Task requirements:
Filter the listing below, copying every line in which the word "scenario" appears.

Source data:
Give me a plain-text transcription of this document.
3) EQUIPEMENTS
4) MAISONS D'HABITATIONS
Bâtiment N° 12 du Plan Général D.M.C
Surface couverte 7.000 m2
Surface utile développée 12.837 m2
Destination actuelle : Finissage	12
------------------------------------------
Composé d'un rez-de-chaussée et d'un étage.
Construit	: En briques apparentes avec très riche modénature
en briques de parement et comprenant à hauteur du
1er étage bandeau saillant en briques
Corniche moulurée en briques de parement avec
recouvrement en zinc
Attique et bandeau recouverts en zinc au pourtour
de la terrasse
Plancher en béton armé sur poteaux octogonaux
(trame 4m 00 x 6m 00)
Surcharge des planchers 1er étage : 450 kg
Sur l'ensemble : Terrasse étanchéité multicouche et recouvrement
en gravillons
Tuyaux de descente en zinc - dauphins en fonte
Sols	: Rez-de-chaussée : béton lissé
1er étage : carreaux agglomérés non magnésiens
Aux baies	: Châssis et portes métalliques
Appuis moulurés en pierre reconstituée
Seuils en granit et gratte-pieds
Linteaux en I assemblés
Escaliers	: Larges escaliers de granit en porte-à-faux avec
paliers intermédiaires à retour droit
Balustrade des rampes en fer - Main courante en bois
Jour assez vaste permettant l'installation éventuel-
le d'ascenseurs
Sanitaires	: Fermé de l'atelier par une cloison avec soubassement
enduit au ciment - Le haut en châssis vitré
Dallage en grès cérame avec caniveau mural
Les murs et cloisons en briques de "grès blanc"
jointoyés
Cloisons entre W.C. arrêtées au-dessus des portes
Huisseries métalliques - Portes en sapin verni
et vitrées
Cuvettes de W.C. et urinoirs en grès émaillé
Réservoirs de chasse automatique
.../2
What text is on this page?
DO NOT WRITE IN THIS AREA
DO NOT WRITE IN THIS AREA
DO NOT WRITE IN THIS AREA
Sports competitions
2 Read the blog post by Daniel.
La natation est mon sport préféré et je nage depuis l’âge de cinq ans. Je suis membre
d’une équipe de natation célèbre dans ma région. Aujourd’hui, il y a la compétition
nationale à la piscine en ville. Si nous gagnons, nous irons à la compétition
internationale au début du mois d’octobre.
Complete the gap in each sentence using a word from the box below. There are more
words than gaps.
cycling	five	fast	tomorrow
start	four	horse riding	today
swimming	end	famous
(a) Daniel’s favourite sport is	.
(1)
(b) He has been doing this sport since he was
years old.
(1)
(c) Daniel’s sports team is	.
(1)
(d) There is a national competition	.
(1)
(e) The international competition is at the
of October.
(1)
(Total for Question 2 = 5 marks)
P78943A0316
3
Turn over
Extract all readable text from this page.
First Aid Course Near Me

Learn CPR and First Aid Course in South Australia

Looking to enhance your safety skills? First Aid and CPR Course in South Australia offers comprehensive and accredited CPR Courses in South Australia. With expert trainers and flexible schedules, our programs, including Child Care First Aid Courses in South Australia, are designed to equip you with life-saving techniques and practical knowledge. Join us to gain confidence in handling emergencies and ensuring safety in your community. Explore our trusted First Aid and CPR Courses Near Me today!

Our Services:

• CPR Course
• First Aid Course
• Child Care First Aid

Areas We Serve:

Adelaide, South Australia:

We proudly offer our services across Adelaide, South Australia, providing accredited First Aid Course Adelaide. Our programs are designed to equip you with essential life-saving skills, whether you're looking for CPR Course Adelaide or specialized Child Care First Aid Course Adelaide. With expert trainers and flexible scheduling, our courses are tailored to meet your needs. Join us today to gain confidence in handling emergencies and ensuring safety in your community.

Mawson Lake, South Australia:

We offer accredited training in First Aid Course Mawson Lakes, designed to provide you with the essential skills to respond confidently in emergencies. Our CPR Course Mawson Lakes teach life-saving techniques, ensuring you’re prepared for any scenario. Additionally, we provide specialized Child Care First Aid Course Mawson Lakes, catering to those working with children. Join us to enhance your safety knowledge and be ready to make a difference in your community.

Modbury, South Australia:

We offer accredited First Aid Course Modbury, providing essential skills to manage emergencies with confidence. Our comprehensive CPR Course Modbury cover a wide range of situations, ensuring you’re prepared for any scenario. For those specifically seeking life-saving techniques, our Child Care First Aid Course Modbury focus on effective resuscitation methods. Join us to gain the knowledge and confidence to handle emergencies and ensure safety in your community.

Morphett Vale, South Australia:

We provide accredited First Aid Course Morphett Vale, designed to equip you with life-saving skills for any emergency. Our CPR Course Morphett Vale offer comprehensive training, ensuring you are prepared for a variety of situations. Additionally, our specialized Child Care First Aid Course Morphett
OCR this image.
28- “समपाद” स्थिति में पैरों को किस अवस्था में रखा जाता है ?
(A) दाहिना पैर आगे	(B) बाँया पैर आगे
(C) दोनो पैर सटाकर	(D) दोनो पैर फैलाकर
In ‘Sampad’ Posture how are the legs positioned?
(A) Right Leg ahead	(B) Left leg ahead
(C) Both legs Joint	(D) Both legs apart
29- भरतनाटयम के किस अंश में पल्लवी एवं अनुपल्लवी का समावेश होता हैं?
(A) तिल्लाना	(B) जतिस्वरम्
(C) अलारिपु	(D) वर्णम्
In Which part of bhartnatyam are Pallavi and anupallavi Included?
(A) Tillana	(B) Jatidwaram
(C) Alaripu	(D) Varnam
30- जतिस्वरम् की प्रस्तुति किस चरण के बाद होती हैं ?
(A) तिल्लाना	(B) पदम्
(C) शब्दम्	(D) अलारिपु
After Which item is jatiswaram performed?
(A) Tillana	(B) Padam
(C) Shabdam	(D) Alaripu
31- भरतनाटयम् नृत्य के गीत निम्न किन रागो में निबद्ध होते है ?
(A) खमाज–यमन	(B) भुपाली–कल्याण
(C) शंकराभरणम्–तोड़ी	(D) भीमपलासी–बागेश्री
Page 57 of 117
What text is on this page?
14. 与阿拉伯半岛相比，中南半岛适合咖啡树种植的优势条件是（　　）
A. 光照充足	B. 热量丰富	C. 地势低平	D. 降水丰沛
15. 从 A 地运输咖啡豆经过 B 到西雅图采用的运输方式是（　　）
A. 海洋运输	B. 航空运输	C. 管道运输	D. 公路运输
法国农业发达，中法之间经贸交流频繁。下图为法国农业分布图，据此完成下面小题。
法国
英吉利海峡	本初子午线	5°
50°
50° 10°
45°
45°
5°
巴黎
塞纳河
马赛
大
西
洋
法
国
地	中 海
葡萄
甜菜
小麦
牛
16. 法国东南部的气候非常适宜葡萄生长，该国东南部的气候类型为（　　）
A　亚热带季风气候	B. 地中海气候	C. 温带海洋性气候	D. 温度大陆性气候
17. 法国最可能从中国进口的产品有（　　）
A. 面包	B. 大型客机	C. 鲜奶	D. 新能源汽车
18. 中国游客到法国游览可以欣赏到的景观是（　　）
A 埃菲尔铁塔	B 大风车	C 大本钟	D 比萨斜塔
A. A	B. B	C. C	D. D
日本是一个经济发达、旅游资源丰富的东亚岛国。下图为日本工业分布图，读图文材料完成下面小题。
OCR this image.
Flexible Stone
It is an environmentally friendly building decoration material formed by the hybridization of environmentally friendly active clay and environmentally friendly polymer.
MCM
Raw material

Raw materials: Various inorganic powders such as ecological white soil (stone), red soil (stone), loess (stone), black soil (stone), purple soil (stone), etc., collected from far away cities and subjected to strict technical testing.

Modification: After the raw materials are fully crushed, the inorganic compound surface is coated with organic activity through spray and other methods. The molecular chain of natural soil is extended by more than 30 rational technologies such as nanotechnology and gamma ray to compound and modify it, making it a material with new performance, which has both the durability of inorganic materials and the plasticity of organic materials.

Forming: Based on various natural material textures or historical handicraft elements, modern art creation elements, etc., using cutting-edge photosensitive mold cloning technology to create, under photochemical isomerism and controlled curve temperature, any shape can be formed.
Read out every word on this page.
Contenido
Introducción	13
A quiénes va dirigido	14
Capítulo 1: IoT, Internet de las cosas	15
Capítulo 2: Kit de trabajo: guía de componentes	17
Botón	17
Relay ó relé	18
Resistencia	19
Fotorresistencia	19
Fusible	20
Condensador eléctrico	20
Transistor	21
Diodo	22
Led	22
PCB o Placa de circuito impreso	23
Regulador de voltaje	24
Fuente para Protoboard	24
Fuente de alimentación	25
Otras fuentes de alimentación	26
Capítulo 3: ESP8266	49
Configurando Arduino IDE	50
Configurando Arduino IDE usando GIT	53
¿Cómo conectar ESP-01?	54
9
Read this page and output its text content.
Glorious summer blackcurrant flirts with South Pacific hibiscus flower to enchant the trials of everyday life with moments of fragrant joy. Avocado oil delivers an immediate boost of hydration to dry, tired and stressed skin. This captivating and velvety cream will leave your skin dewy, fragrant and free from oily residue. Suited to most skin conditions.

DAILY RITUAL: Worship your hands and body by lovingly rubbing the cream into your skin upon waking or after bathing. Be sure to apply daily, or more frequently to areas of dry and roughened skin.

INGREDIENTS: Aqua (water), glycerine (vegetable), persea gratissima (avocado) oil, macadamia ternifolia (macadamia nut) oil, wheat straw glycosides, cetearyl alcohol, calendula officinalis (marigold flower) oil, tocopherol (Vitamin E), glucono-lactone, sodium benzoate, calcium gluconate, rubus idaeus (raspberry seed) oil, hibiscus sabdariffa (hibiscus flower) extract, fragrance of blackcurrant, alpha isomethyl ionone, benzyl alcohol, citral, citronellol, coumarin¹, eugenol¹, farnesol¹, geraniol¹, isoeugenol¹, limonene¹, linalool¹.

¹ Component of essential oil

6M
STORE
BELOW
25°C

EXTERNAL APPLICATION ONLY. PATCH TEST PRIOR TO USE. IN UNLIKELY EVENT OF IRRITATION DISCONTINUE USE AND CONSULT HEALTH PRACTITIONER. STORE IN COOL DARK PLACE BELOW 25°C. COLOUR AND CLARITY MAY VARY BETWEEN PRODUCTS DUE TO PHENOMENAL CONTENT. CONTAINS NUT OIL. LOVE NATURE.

Result:
We offer accredited training in First Aid Course Mawson Lakes, designed to provide you with the essential skills to respond confidently in emergencies. Our CPR Course Mawson Lakes teach life-saving techniques, ensuring you’re prepared for any scenario. Additionally, we provide specialized Child Care First Aid Course Mawson Lakes, catering to those working with children. Join us to enhance your safety knowledge and be ready to make a difference in your community.
We offer accredited First Aid Course Modbury, providing essential skills to manage emergencies with confidence. Our comprehensive CPR Course Modbury cover a wide range of situations, ensuring you’re prepared for any scenario. For those specifically seeking life-saving techniques, our Child Care First Aid Course Modbury focus on effective resuscitation methods. Join us to gain the knowledge and confidence to handle emergencies and ensure safety in your community.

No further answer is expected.